* _BRIEF_: Work out the number of lines in the listing that include the string "color". Reply with that number alone.

------------

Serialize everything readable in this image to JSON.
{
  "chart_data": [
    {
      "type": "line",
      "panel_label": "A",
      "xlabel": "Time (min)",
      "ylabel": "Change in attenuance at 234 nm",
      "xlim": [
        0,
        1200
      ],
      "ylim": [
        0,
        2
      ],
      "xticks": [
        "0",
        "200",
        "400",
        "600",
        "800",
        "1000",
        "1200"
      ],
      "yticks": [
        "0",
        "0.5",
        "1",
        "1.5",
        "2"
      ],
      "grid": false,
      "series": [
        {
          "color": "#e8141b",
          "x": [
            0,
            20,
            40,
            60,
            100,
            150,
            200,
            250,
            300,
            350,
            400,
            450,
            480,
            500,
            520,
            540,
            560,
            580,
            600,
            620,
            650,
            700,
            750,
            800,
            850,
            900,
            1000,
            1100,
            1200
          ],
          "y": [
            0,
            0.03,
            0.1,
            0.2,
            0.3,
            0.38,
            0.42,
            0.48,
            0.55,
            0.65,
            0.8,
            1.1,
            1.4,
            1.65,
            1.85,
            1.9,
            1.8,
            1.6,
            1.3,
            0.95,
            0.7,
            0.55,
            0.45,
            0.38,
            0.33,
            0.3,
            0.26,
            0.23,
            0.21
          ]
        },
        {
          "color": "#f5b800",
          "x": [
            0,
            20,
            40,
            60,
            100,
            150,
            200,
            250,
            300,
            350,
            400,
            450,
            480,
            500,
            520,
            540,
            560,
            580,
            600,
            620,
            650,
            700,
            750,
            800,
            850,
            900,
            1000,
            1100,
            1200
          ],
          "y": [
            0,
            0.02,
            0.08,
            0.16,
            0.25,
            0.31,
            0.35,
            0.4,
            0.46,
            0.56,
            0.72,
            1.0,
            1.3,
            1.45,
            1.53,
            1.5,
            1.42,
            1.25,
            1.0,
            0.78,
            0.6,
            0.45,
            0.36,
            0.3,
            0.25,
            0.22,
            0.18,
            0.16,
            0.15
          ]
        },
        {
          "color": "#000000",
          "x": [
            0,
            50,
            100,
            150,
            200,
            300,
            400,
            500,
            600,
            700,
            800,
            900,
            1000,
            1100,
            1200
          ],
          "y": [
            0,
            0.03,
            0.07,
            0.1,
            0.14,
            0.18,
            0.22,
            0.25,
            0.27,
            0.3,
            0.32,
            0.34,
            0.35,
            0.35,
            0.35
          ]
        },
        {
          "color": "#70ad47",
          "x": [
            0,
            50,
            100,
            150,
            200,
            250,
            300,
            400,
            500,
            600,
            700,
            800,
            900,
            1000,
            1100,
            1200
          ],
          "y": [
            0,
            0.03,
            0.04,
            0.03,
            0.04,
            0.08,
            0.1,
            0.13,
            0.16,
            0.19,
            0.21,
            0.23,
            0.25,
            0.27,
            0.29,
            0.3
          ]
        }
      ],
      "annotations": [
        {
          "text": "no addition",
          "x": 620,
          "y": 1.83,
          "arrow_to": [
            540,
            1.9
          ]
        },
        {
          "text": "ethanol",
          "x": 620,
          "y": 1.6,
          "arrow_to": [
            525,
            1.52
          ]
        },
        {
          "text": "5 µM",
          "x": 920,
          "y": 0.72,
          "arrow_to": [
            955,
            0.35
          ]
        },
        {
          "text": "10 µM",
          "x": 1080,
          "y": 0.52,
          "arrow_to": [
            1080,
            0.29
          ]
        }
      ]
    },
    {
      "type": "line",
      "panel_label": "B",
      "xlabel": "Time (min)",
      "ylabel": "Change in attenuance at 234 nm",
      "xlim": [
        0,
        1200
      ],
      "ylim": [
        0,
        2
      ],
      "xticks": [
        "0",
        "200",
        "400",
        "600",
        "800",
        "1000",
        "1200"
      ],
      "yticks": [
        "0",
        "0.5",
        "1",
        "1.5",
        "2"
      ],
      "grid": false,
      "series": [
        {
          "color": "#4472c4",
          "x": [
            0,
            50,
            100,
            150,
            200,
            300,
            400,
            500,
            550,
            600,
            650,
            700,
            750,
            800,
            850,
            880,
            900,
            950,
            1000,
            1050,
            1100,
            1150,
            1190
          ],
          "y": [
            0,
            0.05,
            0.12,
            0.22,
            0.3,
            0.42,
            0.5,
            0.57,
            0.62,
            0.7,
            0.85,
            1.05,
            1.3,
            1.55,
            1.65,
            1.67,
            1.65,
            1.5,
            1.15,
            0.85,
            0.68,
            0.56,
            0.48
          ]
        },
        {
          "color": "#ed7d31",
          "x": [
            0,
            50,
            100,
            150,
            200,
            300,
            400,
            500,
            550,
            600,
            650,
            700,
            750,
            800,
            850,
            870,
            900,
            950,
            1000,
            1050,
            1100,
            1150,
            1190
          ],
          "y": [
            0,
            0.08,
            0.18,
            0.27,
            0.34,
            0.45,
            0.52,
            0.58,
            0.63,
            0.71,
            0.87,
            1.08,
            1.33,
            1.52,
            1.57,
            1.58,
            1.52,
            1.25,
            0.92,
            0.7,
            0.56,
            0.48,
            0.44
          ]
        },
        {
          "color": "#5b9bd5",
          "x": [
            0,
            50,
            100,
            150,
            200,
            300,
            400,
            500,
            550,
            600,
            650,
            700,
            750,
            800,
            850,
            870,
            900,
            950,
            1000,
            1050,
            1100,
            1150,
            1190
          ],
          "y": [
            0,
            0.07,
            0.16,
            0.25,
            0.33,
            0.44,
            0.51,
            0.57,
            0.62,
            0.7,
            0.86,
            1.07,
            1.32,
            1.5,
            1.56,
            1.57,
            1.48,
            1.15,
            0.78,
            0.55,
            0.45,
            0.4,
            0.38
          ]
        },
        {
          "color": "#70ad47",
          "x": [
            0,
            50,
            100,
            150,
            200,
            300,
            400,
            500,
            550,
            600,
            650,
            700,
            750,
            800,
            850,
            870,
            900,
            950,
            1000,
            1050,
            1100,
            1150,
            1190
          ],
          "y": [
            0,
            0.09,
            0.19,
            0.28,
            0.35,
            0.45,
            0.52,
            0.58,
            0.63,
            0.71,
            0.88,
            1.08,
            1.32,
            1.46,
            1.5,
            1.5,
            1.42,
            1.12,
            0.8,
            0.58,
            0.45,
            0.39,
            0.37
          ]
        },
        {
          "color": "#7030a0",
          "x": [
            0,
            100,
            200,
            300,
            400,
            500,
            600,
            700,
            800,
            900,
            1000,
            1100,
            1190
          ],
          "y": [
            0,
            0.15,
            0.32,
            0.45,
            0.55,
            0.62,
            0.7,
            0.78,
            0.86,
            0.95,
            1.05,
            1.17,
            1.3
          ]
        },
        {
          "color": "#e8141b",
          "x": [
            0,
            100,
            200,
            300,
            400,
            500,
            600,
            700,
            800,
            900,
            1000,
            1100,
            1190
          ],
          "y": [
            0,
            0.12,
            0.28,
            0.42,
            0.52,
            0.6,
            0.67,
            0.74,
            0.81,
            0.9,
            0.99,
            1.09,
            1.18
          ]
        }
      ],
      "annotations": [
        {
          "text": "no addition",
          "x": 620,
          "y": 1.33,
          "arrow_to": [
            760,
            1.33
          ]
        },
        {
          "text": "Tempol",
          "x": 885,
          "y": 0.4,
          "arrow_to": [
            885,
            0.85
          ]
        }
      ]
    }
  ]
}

------------

* _FULL RESPONSE_: 10